(Data entries)

--------------------------------------------------

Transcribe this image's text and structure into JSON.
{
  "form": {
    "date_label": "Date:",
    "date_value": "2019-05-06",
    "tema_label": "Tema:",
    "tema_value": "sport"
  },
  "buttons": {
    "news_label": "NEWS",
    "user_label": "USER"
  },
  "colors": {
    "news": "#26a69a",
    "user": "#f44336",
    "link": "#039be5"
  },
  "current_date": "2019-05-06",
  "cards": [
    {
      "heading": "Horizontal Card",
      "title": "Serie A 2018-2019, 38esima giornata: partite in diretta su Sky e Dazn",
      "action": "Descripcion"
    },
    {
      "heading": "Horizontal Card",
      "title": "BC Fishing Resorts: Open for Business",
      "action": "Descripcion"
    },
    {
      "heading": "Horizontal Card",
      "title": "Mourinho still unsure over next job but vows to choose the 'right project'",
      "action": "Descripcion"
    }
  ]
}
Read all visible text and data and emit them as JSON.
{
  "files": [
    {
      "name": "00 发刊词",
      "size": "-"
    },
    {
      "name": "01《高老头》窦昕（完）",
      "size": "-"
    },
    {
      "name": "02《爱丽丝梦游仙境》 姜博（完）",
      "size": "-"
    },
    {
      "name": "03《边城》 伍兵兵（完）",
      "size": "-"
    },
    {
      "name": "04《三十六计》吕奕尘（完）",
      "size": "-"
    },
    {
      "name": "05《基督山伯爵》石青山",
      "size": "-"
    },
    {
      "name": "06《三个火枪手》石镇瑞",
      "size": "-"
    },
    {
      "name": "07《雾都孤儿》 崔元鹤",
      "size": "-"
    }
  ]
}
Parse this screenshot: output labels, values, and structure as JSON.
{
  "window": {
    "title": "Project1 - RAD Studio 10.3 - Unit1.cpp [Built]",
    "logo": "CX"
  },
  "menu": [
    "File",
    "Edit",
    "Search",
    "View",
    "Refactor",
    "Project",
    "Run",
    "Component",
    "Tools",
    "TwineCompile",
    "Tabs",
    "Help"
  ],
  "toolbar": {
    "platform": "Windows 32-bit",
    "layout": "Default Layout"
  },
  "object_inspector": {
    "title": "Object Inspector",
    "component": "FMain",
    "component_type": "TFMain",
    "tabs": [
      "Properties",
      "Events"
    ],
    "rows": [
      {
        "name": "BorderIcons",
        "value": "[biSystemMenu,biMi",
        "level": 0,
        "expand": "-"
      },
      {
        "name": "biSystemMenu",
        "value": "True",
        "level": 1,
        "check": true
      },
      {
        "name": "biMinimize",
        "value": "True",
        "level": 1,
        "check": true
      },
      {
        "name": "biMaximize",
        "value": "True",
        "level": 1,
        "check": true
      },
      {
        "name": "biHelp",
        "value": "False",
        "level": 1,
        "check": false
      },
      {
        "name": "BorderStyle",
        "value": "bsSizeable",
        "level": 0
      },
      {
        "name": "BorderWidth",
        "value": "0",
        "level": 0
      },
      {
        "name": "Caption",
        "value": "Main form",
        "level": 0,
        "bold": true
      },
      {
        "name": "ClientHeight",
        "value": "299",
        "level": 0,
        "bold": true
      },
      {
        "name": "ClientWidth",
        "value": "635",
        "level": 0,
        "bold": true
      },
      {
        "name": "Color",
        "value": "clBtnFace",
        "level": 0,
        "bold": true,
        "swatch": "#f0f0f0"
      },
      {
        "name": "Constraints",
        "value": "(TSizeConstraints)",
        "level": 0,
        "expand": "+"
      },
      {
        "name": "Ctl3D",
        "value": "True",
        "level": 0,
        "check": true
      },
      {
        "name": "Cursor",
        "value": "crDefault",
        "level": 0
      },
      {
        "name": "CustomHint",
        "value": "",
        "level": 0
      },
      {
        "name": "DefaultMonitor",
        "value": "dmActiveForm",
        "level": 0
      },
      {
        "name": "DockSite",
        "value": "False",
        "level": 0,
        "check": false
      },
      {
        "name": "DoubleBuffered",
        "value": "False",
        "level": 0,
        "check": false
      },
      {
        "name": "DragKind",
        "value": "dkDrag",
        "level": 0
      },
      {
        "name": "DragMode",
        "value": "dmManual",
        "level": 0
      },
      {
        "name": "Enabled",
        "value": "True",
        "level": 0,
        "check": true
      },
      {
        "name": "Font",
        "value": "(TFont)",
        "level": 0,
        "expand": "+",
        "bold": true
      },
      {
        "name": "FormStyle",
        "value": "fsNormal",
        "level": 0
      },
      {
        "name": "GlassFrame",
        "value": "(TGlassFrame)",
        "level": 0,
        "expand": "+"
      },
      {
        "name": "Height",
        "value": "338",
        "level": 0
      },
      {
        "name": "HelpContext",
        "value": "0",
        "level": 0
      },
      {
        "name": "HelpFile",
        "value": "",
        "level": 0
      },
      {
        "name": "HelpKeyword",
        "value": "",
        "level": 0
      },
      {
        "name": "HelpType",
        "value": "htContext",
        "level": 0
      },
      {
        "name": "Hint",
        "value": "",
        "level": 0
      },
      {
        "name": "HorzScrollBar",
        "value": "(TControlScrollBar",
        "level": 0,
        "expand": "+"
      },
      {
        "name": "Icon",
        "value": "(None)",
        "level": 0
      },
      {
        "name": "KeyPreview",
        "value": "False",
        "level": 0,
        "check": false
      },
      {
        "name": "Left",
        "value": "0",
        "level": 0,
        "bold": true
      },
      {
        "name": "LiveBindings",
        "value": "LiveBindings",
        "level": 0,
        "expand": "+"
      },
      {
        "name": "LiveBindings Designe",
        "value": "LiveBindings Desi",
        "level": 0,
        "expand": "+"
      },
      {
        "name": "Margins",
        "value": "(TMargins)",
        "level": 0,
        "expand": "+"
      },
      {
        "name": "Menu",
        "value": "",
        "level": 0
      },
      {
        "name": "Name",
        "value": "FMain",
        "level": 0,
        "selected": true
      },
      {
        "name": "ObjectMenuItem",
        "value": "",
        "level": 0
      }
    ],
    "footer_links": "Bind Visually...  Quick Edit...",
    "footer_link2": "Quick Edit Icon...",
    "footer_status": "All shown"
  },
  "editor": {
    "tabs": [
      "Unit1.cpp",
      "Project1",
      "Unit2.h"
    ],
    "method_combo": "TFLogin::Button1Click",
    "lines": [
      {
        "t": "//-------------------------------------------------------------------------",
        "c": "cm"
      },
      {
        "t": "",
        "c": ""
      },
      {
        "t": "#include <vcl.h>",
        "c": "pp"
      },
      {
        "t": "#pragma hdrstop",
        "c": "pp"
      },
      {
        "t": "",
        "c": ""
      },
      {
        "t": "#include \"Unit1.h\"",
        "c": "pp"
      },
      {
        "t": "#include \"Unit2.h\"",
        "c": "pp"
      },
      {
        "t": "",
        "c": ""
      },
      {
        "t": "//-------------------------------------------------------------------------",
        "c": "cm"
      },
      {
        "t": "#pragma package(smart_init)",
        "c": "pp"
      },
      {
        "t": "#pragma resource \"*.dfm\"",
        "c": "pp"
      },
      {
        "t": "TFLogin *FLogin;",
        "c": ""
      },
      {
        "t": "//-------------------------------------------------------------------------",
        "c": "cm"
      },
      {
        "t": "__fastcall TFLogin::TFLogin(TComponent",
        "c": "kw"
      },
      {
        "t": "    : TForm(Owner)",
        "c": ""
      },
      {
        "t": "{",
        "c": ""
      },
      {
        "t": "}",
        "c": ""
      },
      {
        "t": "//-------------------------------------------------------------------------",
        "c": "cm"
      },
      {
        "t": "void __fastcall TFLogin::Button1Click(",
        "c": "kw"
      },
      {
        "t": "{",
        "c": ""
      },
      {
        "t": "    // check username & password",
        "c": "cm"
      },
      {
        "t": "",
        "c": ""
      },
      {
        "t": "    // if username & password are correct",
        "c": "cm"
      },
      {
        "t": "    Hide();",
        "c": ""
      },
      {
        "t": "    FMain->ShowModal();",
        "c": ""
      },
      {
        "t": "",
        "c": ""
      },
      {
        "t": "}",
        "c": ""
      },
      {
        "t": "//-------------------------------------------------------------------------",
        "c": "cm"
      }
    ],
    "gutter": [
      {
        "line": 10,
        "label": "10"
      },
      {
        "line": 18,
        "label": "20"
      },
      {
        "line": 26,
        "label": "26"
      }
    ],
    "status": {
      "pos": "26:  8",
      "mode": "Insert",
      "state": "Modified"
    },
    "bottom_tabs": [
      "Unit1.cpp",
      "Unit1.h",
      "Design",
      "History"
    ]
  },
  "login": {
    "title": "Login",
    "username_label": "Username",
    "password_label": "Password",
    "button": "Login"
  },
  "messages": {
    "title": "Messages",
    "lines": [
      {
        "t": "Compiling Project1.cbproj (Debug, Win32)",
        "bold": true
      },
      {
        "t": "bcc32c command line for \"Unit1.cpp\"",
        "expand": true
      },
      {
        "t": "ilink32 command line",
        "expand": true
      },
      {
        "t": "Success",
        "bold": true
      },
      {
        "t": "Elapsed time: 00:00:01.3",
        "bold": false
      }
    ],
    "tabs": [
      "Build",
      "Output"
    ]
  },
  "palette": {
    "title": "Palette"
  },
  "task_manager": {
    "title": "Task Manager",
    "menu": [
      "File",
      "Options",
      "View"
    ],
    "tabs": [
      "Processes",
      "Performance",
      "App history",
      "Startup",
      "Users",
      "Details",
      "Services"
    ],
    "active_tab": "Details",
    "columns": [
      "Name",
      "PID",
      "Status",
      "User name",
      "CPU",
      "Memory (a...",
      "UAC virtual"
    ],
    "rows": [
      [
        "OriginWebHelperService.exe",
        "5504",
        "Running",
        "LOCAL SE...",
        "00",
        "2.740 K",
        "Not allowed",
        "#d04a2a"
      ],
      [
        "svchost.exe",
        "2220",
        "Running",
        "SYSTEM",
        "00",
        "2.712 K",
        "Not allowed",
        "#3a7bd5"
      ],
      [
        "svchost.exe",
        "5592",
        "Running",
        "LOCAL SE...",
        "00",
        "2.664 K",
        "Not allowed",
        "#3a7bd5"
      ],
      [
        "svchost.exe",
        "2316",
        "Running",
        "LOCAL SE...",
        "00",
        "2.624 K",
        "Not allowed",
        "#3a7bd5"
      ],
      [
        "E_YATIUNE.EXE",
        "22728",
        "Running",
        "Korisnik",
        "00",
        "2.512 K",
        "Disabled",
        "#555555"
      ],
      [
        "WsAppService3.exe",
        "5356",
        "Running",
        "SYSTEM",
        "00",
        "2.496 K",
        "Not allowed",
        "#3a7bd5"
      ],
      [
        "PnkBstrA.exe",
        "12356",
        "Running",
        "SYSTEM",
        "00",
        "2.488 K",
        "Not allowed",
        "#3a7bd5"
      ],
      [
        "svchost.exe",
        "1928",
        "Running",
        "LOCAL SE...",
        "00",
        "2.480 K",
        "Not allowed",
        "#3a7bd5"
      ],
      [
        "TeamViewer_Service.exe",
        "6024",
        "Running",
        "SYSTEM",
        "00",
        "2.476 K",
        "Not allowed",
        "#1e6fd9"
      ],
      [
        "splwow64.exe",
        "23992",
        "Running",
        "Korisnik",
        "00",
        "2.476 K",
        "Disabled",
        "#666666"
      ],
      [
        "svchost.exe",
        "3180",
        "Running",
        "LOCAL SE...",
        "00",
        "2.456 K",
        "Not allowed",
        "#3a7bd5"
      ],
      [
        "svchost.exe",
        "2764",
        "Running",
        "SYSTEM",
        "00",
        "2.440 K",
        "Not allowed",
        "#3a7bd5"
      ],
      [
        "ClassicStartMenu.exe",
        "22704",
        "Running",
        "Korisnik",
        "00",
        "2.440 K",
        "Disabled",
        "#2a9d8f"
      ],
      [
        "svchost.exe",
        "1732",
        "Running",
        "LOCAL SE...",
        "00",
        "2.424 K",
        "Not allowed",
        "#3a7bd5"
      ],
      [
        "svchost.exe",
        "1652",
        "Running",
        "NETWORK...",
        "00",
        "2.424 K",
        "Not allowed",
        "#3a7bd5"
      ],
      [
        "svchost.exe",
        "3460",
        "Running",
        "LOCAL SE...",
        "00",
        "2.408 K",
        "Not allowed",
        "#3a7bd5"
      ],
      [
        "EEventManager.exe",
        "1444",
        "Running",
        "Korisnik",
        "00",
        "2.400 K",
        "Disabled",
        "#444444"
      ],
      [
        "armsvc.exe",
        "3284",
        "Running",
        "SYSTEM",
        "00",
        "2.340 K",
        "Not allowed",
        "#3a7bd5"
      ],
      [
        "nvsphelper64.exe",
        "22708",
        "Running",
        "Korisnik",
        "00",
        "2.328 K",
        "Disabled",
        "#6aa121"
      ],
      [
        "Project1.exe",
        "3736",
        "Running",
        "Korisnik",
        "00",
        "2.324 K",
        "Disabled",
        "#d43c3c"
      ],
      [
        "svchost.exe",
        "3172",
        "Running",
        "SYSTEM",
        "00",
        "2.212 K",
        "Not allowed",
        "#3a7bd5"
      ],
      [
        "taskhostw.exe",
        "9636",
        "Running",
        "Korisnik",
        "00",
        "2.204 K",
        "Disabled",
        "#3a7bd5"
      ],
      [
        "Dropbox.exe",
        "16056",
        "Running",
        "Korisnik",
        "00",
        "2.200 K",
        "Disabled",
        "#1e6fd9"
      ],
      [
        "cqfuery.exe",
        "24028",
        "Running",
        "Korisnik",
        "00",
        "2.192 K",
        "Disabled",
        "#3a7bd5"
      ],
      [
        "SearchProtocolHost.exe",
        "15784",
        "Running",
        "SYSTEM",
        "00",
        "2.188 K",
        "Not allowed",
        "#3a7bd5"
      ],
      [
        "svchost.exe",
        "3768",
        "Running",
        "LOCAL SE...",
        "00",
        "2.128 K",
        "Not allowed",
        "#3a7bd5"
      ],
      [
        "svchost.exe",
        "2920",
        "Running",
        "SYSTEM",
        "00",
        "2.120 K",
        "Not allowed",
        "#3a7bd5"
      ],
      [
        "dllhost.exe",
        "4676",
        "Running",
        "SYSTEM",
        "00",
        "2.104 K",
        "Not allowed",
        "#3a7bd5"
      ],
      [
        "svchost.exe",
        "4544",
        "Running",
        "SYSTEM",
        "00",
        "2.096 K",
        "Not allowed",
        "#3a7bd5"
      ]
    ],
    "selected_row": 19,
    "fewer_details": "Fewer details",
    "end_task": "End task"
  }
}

--------------------------------------------------

→ **Problem details**:
Pull out all lines from the entries above in which the word "LiveBindings" appears.

→ **Correct output**:
        "name": "LiveBindings",
        "value": "LiveBindings",
        "name": "LiveBindings Designe",
        "value": "LiveBindings Desi",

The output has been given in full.